§ **THE EXERCISE**
Review the listing and copy each line that holds the word "scalerank".

§ **INFORMATION GIVEN**
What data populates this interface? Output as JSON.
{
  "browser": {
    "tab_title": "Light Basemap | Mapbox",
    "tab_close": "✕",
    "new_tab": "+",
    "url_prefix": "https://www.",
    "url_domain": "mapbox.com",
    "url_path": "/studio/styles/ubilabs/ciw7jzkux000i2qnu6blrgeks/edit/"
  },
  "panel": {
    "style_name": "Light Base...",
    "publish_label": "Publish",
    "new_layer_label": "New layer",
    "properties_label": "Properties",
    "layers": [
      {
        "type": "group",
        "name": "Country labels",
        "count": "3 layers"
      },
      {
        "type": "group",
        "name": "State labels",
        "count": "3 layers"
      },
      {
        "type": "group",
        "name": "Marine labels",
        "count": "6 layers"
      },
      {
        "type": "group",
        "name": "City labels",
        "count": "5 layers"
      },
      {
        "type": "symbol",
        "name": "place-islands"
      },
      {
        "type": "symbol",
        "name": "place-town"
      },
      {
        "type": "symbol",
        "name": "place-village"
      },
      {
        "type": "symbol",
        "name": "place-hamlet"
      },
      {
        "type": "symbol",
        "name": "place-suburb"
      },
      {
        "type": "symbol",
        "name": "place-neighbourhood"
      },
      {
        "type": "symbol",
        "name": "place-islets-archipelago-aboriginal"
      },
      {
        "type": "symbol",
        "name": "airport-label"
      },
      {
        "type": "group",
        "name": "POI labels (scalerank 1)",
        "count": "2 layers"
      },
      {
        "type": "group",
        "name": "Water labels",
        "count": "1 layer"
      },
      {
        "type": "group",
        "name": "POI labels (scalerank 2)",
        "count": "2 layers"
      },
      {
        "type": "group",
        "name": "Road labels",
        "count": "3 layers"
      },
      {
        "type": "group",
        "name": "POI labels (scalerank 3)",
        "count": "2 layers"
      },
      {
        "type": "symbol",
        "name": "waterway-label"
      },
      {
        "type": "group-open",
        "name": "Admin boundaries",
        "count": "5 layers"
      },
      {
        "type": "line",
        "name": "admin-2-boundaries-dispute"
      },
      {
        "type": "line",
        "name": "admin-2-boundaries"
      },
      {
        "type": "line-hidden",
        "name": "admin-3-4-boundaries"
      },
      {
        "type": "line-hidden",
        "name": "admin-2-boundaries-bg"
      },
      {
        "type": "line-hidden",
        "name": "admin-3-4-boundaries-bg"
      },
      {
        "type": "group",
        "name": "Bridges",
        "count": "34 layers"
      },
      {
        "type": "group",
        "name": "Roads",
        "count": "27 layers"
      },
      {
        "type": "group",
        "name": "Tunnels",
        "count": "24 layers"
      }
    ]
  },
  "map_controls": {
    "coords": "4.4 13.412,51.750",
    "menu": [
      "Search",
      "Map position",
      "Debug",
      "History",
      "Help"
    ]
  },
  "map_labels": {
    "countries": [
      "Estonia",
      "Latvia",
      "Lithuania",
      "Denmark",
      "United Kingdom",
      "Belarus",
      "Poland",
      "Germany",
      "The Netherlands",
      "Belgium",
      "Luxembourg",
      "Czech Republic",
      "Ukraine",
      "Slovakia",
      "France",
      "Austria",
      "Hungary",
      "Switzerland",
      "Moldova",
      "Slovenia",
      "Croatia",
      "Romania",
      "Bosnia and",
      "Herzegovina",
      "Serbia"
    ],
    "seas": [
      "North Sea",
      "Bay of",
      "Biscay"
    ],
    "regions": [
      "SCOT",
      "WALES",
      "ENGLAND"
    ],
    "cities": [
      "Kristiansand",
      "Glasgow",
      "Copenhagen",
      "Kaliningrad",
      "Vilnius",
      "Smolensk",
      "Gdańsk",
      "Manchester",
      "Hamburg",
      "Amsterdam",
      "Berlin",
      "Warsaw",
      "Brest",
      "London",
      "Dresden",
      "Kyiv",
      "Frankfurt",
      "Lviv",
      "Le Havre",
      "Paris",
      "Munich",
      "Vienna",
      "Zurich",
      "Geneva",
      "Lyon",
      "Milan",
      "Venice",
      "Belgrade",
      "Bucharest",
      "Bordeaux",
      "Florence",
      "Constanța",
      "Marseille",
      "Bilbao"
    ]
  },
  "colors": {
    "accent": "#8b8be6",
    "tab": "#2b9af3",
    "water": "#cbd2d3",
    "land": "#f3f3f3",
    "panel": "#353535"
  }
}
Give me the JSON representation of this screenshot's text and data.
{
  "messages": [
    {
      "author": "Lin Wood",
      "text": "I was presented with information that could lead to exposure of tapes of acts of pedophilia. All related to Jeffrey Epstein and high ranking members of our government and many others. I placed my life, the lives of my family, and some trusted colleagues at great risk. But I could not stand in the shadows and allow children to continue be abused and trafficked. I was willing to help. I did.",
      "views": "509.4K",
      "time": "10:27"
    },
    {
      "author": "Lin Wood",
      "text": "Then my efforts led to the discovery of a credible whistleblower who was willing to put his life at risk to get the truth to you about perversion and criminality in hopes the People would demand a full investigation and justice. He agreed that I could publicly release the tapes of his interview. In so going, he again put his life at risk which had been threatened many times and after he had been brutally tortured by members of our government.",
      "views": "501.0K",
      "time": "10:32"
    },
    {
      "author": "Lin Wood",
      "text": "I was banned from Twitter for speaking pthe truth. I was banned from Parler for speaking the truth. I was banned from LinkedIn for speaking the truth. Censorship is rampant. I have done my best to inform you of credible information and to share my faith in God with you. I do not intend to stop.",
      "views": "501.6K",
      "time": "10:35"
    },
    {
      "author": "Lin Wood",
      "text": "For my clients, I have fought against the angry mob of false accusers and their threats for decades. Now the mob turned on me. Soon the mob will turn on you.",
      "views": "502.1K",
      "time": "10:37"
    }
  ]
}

§ **SOLUTION FOR THIS PROBLEM**
        "name": "POI labels (scalerank 1)",
        "name": "POI labels (scalerank 2)",
        "name": "POI labels (scalerank 3)",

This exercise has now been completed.